Without the pictures, write out all the lines below exactly as they appear.

=== Supplied data ===
________________________

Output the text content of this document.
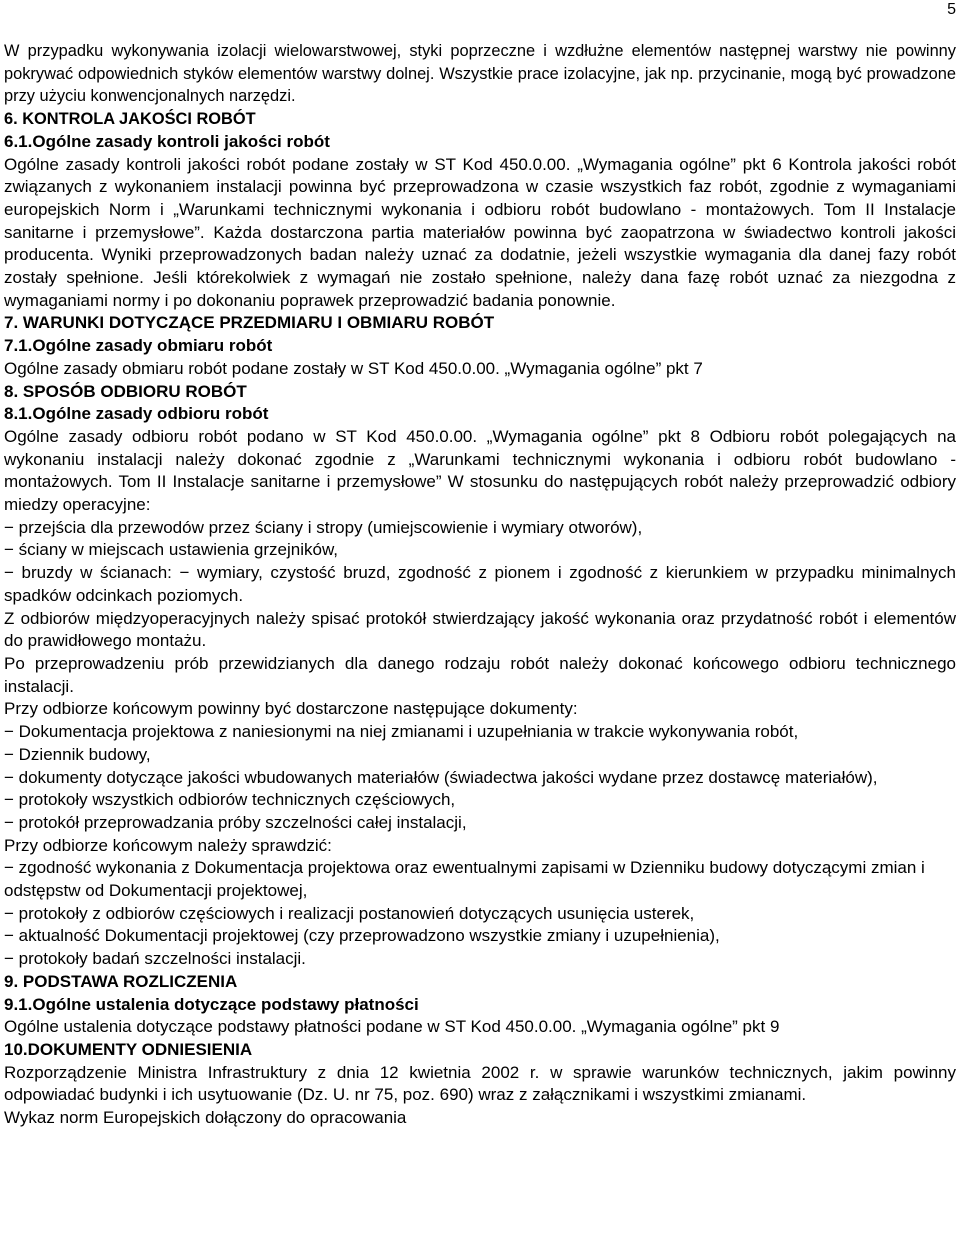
5

W przypadku wykonywania izolacji wielowarstwowej, styki poprzeczne i wzdłużne elementów następnej warstwy nie powinny pokrywać odpowiednich styków elementów warstwy dolnej. Wszystkie prace izolacyjne, jak np. przycinanie, mogą być prowadzone przy użyciu konwencjonalnych narzędzi.

6. KONTROLA JAKOŚCI ROBÓT
6.1.Ogólne zasady kontroli jakości robót

Ogólne zasady kontroli jakości robót podane zostały w ST Kod 450.0.00. „Wymagania ogólne” pkt 6 Kontrola jakości robót związanych z wykonaniem instalacji powinna być przeprowadzona w czasie wszystkich faz robót, zgodnie z wymaganiami europejskich Norm i „Warunkami technicznymi wykonania i odbioru robót budowlano - montażowych. Tom II Instalacje sanitarne i przemysłowe”. Każda dostarczona partia materiałów powinna być zaopatrzona w świadectwo kontroli jakości producenta. Wyniki przeprowadzonych badan należy uznać za dodatnie, jeżeli wszystkie wymagania dla danej fazy robót zostały spełnione. Jeśli którekolwiek z wymagań nie zostało spełnione, należy dana fazę robót uznać za niezgodna z wymaganiami normy i po dokonaniu poprawek przeprowadzić badania ponownie.

7. WARUNKI DOTYCZĄCE PRZEDMIARU I OBMIARU ROBÓT
7.1.Ogólne zasady obmiaru robót
Ogólne zasady obmiaru robót podane zostały w ST Kod 450.0.00. „Wymagania ogólne” pkt 7
8. SPOSÓB ODBIORU ROBÓT
8.1.Ogólne zasady odbioru robót

Ogólne zasady odbioru robót podano w ST Kod 450.0.00. „Wymagania ogólne” pkt 8 Odbioru robót polegających na wykonaniu instalacji należy dokonać zgodnie z „Warunkami technicznymi wykonania i odbioru robót budowlano - montażowych. Tom II Instalacje sanitarne i przemysłowe” W stosunku do następujących robót należy przeprowadzić odbiory miedzy operacyjne:

− przejścia dla przewodów przez ściany i stropy (umiejscowienie i wymiary otworów),
− ściany w miejscach ustawienia grzejników,
− bruzdy w ścianach: − wymiary, czystość bruzd, zgodność z pionem i zgodność z kierunkiem w przypadku minimalnych spadków odcinkach poziomych.

Z odbiorów międzyoperacyjnych należy spisać protokół stwierdzający jakość wykonania oraz przydatność robót i elementów do prawidłowego montażu.

Po przeprowadzeniu prób przewidzianych dla danego rodzaju robót należy dokonać końcowego odbioru technicznego instalacji.

Przy odbiorze końcowym powinny być dostarczone następujące dokumenty:
− Dokumentacja projektowa z naniesionymi na niej zmianami i uzupełniania w trakcie wykonywania robót,
− Dziennik budowy,
− dokumenty dotyczące jakości wbudowanych materiałów (świadectwa jakości wydane przez dostawcę materiałów),
− protokoły wszystkich odbiorów technicznych częściowych,
− protokół przeprowadzania próby szczelności całej instalacji,
Przy odbiorze końcowym należy sprawdzić:
− zgodność wykonania z Dokumentacja projektowa oraz ewentualnymi zapisami w Dzienniku budowy dotyczącymi zmian i odstępstw od Dokumentacji projektowej,
− protokoły z odbiorów częściowych i realizacji postanowień dotyczących usunięcia usterek,
− aktualność Dokumentacji projektowej (czy przeprowadzono wszystkie zmiany i uzupełnienia),
− protokoły badań szczelności instalacji.
9. PODSTAWA ROZLICZENIA
9.1.Ogólne ustalenia dotyczące podstawy płatności
Ogólne ustalenia dotyczące podstawy płatności podane w ST Kod 450.0.00. „Wymagania ogólne” pkt 9
10.DOKUMENTY ODNIESIENIA

Rozporządzenie Ministra Infrastruktury z dnia 12 kwietnia 2002 r. w sprawie warunków technicznych, jakim powinny odpowiadać budynki i ich usytuowanie (Dz. U. nr 75, poz. 690) wraz z załącznikami i wszystkimi zmianami.

Wykaz norm Europejskich dołączony do opracowania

________________________

=== Answer to this exercise ===
Output the text content of this document.
5

W przypadku wykonywania izolacji wielowarstwowej, styki poprzeczne i wzdłużne elementów następnej warstwy nie powinny pokrywać odpowiednich styków elementów warstwy dolnej. Wszystkie prace izolacyjne, jak np. przycinanie, mogą być prowadzone przy użyciu konwencjonalnych narzędzi.

6. KONTROLA JAKOŚCI ROBÓT
6.1.Ogólne zasady kontroli jakości robót

Ogólne zasady kontroli jakości robót podane zostały w ST Kod 450.0.00. „Wymagania ogólne” pkt 6 Kontrola jakości robót związanych z wykonaniem instalacji powinna być przeprowadzona w czasie wszystkich faz robót, zgodnie z wymaganiami europejskich Norm i „Warunkami technicznymi wykonania i odbioru robót budowlano - montażowych. Tom II Instalacje sanitarne i przemysłowe”. Każda dostarczona partia materiałów powinna być zaopatrzona w świadectwo kontroli jakości producenta. Wyniki przeprowadzonych badan należy uznać za dodatnie, jeżeli wszystkie wymagania dla danej fazy robót zostały spełnione. Jeśli którekolwiek z wymagań nie zostało spełnione, należy dana fazę robót uznać za niezgodna z wymaganiami normy i po dokonaniu poprawek przeprowadzić badania ponownie.

7. WARUNKI DOTYCZĄCE PRZEDMIARU I OBMIARU ROBÓT
7.1.Ogólne zasady obmiaru robót
Ogólne zasady obmiaru robót podane zostały w ST Kod 450.0.00. „Wymagania ogólne” pkt 7
8. SPOSÓB ODBIORU ROBÓT
8.1.Ogólne zasady odbioru robót

Ogólne zasady odbioru robót podano w ST Kod 450.0.00. „Wymagania ogólne” pkt 8 Odbioru robót polegających na wykonaniu instalacji należy dokonać zgodnie z „Warunkami technicznymi wykonania i odbioru robót budowlano - montażowych. Tom II Instalacje sanitarne i przemysłowe” W stosunku do następujących robót należy przeprowadzić odbiory miedzy operacyjne:

− przejścia dla przewodów przez ściany i stropy (umiejscowienie i wymiary otworów),
− ściany w miejscach ustawienia grzejników,
− bruzdy w ścianach: − wymiary, czystość bruzd, zgodność z pionem i zgodność z kierunkiem w przypadku minimalnych spadków odcinkach poziomych.

Z odbiorów międzyoperacyjnych należy spisać protokół stwierdzający jakość wykonania oraz przydatność robót i elementów do prawidłowego montażu.

Po przeprowadzeniu prób przewidzianych dla danego rodzaju robót należy dokonać końcowego odbioru technicznego instalacji.

Przy odbiorze końcowym powinny być dostarczone następujące dokumenty:
− Dokumentacja projektowa z naniesionymi na niej zmianami i uzupełniania w trakcie wykonywania robót,
− Dziennik budowy,
− dokumenty dotyczące jakości wbudowanych materiałów (świadectwa jakości wydane przez dostawcę materiałów),
− protokoły wszystkich odbiorów technicznych częściowych,
− protokół przeprowadzania próby szczelności całej instalacji,
Przy odbiorze końcowym należy sprawdzić:
− zgodność wykonania z Dokumentacja projektowa oraz ewentualnymi zapisami w Dzienniku budowy dotyczącymi zmian i odstępstw od Dokumentacji projektowej,
− protokoły z odbiorów częściowych i realizacji postanowień dotyczących usunięcia usterek,
− aktualność Dokumentacji projektowej (czy przeprowadzono wszystkie zmiany i uzupełnienia),
− protokoły badań szczelności instalacji.
9. PODSTAWA ROZLICZENIA
9.1.Ogólne ustalenia dotyczące podstawy płatności
Ogólne ustalenia dotyczące podstawy płatności podane w ST Kod 450.0.00. „Wymagania ogólne” pkt 9
10.DOKUMENTY ODNIESIENIA

Rozporządzenie Ministra Infrastruktury z dnia 12 kwietnia 2002 r. w sprawie warunków technicznych, jakim powinny odpowiadać budynki i ich usytuowanie (Dz. U. nr 75, poz. 690) wraz z załącznikami i wszystkimi zmianami.

Wykaz norm Europejskich dołączony do opracowania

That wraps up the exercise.